### GIVEN ENTRIES
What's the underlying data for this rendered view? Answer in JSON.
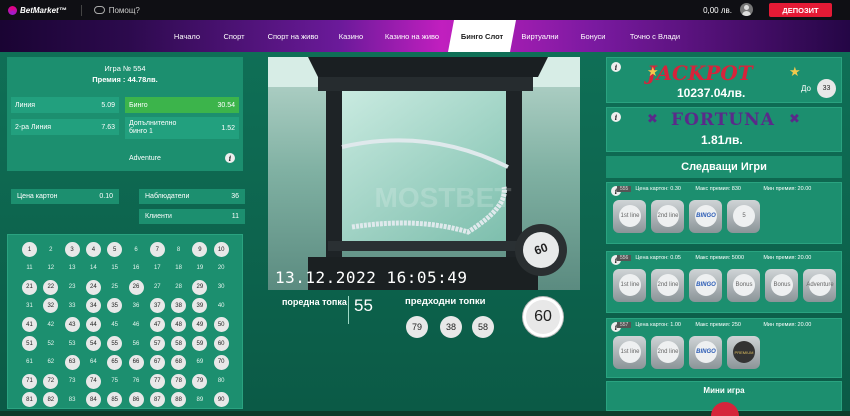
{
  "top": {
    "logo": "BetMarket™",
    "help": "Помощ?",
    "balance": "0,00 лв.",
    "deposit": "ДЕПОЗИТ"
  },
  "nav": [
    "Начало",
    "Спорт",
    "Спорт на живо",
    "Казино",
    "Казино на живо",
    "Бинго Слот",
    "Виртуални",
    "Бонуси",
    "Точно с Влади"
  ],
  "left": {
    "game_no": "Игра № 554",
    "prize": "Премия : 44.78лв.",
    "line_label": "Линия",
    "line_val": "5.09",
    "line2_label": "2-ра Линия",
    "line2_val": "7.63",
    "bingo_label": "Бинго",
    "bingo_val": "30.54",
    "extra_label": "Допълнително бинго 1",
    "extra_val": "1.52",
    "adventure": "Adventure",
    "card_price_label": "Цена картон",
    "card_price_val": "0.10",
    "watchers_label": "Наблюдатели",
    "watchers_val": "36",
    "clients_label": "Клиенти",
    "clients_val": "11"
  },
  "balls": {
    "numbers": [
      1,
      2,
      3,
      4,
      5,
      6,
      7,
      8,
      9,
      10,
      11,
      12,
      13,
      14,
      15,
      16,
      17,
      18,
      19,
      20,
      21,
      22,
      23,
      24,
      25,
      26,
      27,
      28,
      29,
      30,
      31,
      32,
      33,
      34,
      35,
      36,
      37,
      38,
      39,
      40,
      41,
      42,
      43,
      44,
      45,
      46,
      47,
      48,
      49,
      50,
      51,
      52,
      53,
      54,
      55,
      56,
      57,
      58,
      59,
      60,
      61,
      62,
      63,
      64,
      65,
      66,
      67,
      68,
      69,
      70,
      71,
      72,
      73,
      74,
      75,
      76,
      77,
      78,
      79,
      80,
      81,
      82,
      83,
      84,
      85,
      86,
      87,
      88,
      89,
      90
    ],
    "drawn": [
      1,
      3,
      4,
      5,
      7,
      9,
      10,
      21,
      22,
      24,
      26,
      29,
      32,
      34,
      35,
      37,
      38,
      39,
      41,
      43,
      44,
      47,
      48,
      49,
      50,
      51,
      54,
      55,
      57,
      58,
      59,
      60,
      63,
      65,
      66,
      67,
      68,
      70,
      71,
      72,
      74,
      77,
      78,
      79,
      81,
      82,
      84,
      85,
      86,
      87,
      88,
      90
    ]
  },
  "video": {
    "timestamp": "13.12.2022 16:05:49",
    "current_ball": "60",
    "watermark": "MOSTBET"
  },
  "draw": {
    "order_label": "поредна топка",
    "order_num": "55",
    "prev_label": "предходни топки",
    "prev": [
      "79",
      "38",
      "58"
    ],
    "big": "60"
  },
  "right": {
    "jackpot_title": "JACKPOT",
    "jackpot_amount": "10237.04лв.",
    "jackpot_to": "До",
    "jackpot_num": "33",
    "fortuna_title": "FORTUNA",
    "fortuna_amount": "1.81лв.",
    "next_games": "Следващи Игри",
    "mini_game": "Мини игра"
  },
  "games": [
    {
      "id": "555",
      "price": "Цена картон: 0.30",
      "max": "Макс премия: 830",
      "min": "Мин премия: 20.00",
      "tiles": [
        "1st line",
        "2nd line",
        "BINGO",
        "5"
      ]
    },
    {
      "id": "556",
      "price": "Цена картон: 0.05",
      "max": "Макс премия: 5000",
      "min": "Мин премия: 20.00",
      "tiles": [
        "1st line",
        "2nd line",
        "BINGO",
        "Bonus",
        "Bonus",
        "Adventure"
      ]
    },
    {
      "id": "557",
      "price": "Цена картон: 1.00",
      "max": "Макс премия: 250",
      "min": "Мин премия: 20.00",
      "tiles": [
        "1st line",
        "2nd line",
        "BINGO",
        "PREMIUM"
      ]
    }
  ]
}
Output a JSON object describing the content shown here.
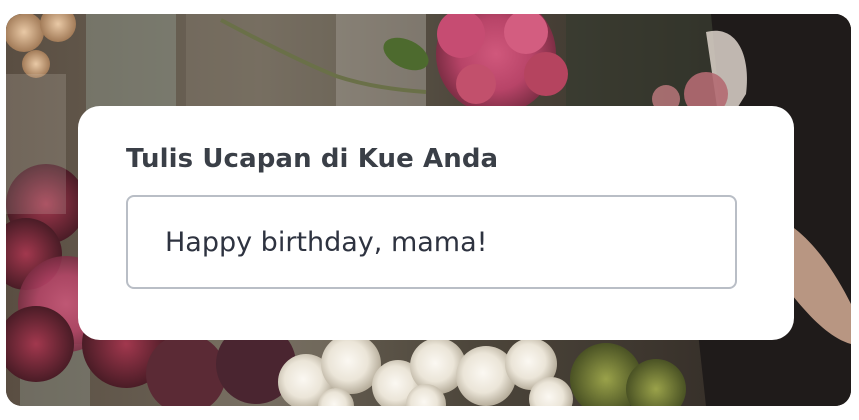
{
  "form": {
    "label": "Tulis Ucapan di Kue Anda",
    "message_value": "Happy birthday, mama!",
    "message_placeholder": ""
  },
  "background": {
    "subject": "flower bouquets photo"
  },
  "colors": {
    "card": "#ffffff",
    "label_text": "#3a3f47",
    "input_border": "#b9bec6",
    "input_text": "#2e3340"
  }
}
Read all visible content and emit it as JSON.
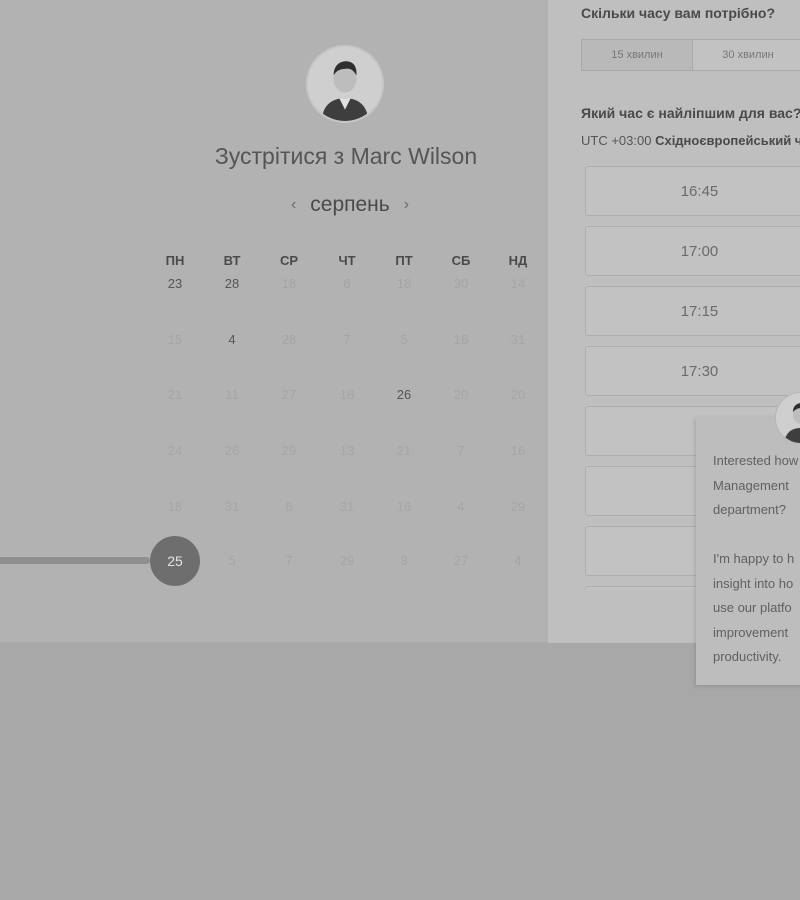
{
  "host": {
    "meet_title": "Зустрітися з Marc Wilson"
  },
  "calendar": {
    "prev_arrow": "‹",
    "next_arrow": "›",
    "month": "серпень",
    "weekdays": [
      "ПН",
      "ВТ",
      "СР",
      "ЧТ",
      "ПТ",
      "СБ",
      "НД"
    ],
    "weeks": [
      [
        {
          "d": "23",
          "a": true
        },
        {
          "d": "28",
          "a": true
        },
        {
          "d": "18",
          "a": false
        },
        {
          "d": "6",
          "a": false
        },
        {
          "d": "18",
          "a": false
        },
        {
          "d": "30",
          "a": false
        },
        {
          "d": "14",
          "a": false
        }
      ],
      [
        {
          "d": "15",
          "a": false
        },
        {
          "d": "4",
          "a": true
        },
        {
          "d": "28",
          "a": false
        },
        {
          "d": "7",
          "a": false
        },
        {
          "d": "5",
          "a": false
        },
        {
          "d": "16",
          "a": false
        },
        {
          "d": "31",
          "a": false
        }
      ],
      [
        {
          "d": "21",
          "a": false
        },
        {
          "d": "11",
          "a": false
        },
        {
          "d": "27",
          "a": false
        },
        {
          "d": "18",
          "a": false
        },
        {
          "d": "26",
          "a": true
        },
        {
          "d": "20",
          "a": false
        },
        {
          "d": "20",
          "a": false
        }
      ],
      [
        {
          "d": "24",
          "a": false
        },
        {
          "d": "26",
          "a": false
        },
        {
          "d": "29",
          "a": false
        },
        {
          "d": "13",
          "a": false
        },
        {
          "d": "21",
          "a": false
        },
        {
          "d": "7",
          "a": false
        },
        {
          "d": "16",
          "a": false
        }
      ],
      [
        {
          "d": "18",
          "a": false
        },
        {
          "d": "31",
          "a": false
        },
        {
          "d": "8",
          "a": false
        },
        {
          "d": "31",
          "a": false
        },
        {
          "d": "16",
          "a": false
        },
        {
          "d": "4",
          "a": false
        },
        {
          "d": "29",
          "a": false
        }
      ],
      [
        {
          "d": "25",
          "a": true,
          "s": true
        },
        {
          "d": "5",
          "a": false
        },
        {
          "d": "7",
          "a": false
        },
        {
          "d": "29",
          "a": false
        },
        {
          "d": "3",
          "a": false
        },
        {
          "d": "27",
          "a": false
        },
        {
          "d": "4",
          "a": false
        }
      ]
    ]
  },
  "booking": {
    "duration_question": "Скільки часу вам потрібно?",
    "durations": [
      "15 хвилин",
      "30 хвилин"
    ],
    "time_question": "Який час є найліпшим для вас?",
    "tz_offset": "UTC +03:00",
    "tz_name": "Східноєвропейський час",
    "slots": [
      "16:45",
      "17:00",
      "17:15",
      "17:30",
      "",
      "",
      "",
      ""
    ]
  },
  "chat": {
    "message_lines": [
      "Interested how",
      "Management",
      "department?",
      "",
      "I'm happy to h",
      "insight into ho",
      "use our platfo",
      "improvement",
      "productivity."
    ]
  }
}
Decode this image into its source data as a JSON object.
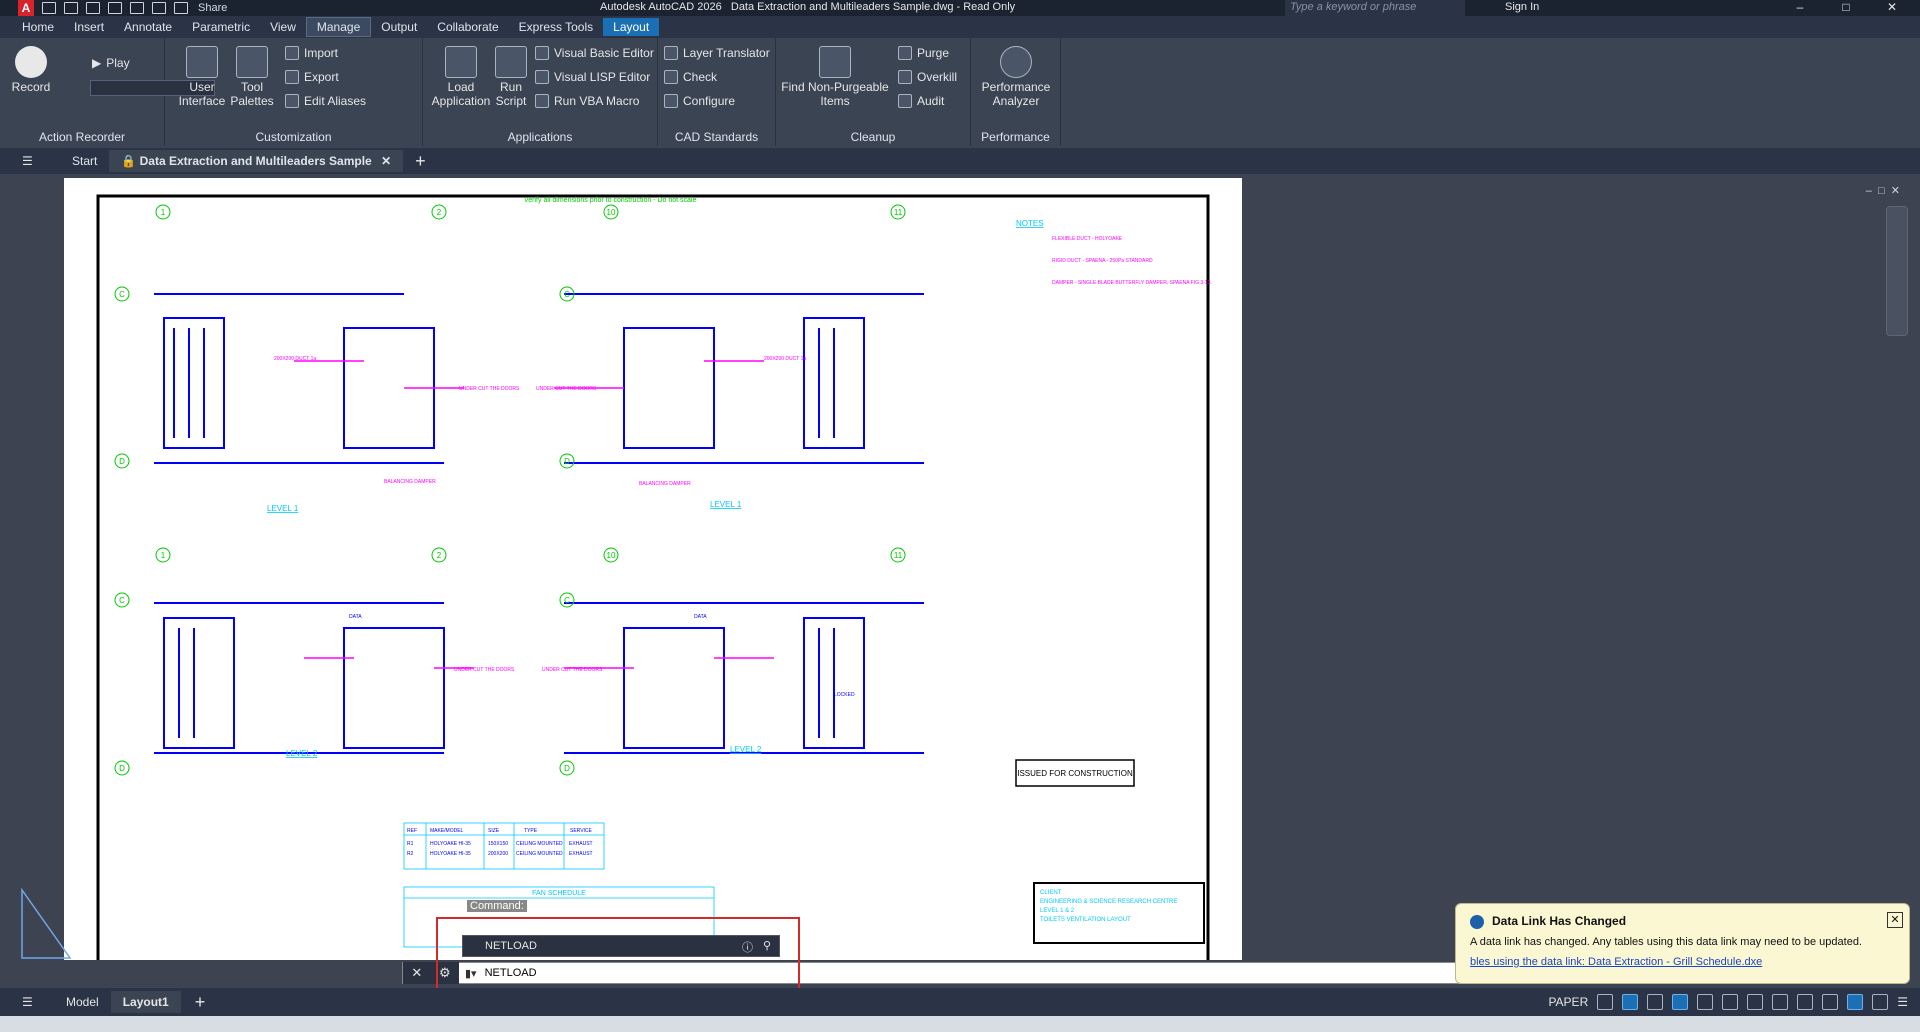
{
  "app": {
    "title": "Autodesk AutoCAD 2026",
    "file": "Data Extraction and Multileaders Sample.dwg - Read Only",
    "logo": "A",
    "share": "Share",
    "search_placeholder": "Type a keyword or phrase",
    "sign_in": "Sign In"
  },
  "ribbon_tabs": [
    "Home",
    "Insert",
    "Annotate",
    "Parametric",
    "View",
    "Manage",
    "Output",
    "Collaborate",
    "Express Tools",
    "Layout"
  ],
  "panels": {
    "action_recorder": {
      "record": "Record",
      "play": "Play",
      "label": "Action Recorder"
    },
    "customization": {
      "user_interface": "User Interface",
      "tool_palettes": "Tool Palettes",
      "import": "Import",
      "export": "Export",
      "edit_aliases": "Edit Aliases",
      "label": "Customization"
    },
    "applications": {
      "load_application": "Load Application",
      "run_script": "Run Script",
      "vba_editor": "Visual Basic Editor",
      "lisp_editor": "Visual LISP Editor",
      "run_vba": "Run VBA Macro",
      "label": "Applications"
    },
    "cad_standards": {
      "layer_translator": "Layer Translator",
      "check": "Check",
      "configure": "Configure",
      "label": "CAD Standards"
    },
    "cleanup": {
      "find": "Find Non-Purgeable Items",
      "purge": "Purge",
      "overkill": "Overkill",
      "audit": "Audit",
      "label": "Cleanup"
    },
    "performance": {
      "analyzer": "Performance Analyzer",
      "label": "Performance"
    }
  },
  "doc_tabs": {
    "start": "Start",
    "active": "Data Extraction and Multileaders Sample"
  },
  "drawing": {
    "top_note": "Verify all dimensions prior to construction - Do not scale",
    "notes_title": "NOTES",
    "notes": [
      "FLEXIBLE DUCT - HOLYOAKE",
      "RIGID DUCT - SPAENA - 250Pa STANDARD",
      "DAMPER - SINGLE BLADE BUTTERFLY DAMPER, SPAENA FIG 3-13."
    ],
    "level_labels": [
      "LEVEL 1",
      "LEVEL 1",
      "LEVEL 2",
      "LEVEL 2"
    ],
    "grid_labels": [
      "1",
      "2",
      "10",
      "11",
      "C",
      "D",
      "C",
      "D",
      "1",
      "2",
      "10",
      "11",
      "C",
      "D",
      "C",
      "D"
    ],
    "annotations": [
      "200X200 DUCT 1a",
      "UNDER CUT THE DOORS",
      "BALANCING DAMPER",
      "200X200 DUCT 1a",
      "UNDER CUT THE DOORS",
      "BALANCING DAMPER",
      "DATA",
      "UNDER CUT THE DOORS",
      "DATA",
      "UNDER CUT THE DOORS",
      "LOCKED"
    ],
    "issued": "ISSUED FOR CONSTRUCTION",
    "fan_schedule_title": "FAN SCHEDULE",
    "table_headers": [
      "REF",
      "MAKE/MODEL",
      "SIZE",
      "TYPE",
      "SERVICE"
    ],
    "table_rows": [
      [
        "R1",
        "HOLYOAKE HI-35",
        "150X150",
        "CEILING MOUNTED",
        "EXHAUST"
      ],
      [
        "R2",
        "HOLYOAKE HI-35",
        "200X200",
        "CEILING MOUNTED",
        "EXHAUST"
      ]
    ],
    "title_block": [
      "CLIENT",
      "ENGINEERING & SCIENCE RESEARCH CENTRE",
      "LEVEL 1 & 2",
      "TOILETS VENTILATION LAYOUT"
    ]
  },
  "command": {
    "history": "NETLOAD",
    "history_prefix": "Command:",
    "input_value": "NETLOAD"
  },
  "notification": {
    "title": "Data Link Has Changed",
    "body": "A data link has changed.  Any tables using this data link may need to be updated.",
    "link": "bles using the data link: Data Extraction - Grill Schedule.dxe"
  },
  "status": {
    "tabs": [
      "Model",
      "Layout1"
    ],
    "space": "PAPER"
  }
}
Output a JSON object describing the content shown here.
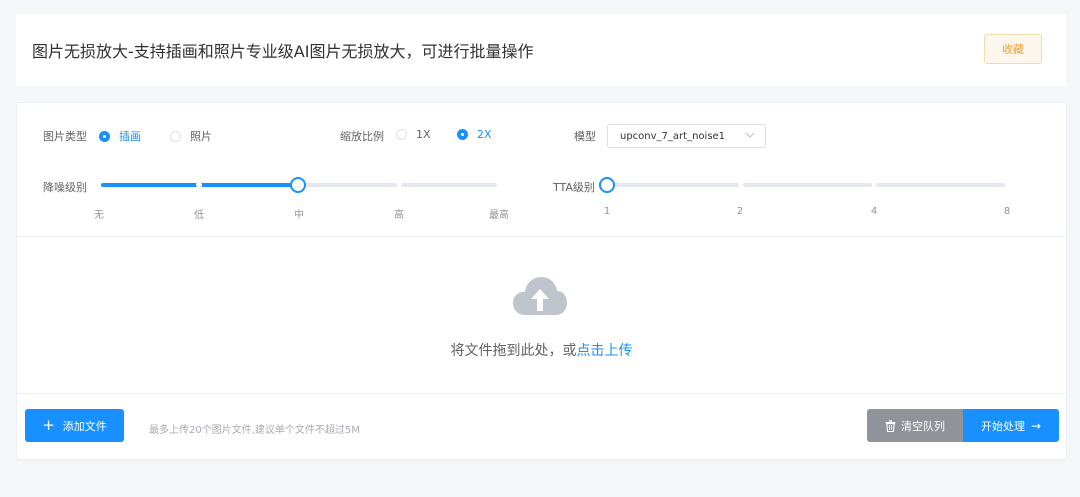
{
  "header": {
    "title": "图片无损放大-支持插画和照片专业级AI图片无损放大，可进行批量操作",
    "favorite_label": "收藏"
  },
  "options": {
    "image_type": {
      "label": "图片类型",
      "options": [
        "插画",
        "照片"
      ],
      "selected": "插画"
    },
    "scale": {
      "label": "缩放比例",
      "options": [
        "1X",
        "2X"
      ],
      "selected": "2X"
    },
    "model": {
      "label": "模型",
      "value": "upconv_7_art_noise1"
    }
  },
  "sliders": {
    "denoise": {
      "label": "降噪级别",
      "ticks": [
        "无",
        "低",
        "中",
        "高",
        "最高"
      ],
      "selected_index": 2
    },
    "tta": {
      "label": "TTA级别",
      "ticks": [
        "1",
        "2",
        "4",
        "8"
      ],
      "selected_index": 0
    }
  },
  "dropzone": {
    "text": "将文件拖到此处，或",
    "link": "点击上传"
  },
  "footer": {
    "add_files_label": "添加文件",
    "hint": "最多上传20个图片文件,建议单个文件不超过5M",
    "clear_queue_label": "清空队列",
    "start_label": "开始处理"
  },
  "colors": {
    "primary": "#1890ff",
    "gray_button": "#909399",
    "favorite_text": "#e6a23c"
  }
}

### YOUR INSTRUCTIONS
From the listing above, pick out every line containing "Макс".

### PROBLEM SOLUTION
      "max": "Макс премия: 830",
      "max": "Макс премия: 5000",
      "max": "Макс премия: 250",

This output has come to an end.